| Text excerpt |
┄┄┄┄┄┄┄┄┄┄

Energy industry companies set to adopt e-signatures

Giving digital signatures one of their biggest endorsements to date, some energy companies plan to convert to new digital certificate technology with built-in electronic signature specifications to process their online power trades.

New York-based Identrus LLC announced the certificate technology last week. The certificates were developed by Digital Signature Trust LLC, a Salt Lake City-based vendor that was acquired by Identrus early this month.

Alan Thornton, a staff engineer at Entergy Corp., said the New Orleans-based company will begin its migration to the Identrus certificates this week. Entergy will require all trading partners that want to use its transmission lines to conform to the new standards by the end of June, he added.

Ultimately Easier to Use

“While it will require some change, we think [the Identrus technology] will ultimately be easier to use and provide better security,” Thornton said.

Currently, authentication software must be loaded onto individual workstations, Thornton said. The new technology provides Web browser links to Identrus’ public-key infrastructure systems.

┄┄┄┄┄┄┄┄┄┄

| Data shown |
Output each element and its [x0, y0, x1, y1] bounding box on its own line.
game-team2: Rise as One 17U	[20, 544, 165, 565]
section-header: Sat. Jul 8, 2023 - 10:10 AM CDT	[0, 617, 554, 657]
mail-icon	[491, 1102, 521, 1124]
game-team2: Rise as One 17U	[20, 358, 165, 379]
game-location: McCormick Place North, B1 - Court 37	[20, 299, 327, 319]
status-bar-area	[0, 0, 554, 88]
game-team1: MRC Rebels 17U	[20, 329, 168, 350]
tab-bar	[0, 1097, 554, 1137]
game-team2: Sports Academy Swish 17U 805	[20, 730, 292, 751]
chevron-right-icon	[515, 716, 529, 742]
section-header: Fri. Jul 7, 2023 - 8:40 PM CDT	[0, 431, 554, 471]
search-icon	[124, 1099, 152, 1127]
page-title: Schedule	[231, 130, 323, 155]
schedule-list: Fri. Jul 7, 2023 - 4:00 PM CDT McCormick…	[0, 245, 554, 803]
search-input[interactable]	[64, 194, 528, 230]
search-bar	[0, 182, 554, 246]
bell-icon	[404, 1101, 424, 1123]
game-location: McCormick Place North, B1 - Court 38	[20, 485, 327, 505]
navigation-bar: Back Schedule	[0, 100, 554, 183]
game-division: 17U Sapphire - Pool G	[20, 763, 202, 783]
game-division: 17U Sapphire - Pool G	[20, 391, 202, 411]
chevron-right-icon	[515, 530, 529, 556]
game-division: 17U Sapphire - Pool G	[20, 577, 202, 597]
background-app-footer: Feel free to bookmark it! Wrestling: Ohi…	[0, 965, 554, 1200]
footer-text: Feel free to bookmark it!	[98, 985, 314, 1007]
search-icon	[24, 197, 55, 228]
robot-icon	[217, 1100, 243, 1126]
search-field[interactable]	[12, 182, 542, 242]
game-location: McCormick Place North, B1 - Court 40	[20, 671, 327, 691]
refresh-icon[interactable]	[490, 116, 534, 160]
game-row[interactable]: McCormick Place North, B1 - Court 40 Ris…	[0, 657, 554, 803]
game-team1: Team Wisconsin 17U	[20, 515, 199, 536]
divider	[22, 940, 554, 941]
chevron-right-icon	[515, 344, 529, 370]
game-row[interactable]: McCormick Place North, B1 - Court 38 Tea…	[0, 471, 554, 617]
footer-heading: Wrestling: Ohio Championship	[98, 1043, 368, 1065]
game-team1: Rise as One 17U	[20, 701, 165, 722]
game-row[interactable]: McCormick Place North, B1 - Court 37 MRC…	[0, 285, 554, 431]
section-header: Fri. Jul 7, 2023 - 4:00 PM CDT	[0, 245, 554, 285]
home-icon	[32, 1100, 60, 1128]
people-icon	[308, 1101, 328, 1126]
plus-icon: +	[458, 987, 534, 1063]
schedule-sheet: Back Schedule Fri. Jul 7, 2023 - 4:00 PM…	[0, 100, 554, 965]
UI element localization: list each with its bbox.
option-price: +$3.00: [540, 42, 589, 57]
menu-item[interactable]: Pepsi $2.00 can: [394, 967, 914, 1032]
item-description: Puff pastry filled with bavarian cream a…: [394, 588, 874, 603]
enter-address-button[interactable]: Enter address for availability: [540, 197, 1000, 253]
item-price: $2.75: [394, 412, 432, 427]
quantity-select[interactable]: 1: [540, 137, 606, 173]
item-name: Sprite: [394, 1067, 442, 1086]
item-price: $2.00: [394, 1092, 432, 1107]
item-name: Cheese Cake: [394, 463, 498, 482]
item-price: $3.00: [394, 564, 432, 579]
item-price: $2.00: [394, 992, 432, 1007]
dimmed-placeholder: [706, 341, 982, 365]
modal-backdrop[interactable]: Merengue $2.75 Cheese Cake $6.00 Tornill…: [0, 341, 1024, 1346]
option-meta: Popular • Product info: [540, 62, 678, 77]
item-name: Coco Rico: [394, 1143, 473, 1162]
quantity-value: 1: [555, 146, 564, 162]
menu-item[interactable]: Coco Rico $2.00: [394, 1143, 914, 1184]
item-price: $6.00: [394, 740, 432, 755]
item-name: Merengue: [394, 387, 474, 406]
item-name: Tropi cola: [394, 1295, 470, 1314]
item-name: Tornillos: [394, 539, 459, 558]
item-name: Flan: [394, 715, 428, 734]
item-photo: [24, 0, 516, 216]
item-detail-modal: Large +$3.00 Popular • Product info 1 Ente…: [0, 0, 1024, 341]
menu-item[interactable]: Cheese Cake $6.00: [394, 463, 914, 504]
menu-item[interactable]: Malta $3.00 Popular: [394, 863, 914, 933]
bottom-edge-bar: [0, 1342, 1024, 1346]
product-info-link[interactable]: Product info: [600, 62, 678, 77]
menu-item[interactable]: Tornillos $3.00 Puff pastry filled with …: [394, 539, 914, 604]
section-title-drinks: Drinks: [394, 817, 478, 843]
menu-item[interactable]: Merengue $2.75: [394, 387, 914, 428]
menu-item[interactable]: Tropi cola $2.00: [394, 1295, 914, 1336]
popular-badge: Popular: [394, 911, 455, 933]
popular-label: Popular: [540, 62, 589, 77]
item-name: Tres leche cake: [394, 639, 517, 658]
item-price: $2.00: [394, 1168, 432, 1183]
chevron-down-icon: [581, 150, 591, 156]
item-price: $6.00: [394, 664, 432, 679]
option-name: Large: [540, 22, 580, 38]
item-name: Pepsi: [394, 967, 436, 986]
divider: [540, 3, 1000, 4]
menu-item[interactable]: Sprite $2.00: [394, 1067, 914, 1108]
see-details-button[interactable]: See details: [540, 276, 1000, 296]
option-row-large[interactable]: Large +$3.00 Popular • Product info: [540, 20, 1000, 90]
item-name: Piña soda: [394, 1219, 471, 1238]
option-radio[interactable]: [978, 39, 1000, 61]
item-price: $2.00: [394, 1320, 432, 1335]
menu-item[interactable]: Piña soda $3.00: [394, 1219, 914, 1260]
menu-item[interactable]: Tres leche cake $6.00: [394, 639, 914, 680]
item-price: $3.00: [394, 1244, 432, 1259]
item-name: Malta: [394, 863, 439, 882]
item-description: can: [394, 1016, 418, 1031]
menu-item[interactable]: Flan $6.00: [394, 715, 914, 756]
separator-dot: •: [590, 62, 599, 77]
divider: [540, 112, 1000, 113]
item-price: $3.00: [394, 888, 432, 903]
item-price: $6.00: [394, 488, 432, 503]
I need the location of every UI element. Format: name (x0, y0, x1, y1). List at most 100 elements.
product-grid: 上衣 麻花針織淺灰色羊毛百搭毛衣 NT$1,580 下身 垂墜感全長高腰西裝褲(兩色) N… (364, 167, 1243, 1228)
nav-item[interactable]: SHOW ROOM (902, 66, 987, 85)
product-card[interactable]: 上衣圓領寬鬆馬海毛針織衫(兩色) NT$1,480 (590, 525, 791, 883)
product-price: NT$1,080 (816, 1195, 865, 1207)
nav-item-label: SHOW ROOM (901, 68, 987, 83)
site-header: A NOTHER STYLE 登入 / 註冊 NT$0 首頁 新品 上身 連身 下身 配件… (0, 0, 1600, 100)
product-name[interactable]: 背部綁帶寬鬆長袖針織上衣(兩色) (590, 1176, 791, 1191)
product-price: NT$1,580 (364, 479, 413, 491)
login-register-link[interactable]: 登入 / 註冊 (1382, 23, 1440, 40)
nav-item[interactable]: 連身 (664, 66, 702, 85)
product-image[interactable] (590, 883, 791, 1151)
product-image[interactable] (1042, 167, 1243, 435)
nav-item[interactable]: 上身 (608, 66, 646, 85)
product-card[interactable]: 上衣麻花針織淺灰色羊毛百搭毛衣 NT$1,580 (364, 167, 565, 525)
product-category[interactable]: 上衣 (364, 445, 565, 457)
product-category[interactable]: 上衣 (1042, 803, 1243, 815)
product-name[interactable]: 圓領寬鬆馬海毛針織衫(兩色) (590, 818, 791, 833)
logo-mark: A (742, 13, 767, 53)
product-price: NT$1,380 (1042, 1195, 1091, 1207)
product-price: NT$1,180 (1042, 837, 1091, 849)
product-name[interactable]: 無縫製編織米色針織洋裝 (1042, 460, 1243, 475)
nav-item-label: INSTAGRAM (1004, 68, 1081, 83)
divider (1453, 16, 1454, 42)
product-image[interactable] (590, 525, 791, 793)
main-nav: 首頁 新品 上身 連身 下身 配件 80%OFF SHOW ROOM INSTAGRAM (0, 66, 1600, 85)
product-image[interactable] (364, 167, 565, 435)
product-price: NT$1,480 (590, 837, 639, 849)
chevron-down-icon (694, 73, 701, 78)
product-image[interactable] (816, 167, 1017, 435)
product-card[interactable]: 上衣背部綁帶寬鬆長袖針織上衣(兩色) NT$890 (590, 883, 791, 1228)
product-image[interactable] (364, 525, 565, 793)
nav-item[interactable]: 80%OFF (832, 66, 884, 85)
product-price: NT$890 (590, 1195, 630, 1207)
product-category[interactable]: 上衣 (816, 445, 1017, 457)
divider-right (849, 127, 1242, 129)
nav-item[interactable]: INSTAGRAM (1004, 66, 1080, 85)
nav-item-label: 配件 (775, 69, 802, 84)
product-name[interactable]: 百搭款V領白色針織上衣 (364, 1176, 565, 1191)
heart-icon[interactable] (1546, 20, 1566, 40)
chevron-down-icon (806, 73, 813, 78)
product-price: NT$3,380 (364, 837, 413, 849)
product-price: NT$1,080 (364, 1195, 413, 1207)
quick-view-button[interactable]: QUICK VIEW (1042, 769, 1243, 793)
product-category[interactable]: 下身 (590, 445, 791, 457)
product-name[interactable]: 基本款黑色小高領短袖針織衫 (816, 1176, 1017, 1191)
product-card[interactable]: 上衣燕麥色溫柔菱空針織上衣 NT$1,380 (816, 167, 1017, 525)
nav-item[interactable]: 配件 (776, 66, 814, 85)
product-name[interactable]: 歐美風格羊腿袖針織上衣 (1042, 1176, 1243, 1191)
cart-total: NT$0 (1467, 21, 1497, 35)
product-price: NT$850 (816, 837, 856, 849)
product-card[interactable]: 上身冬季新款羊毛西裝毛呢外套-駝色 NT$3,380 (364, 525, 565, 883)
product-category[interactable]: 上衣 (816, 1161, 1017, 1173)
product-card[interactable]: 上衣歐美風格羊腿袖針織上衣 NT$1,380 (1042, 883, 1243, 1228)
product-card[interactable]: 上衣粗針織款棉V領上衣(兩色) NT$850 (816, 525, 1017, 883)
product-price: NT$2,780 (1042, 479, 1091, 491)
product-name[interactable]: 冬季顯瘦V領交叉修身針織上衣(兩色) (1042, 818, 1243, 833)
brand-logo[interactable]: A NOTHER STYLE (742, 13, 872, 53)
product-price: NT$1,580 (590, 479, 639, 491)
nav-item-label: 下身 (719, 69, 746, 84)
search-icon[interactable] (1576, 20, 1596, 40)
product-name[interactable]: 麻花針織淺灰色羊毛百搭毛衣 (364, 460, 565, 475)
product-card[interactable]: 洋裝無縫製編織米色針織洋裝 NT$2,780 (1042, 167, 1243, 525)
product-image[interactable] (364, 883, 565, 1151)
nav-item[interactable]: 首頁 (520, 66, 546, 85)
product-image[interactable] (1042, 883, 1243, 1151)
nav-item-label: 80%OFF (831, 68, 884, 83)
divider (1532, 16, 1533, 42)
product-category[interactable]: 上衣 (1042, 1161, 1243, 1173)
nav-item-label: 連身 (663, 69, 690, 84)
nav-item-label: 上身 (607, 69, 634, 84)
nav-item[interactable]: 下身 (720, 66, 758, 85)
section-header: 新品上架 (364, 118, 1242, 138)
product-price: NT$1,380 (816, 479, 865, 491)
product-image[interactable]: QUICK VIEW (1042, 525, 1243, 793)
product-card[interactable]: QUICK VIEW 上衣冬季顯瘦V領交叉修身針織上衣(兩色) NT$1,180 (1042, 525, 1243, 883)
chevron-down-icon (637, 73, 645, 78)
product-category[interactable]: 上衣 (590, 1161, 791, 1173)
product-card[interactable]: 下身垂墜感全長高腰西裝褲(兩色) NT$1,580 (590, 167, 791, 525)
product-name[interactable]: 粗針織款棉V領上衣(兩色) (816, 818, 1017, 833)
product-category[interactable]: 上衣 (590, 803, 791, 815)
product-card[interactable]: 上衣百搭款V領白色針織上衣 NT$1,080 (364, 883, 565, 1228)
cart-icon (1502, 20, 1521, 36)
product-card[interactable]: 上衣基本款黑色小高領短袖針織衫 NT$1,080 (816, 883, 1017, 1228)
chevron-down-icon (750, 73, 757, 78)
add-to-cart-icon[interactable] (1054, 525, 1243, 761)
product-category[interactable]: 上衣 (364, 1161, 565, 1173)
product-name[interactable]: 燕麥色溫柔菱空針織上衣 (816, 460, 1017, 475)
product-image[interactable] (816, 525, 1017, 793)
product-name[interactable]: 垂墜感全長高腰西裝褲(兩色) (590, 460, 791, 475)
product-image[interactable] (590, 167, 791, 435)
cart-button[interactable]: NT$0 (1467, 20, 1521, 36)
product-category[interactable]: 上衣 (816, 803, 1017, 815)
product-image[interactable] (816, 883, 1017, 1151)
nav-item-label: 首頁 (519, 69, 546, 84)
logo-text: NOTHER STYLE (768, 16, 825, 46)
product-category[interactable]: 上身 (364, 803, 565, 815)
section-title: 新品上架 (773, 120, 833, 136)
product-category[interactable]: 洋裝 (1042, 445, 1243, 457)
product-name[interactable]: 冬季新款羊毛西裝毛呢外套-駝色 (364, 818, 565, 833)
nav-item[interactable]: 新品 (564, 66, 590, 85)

┄┄┄┄┄┄┄┄┄┄

| Problem details |
According to the article on energy companies adopting e-signatures, by when must Entergy's trading partners that want to use its transmission lines conform to the new standards?

| Response below |
By the end of June.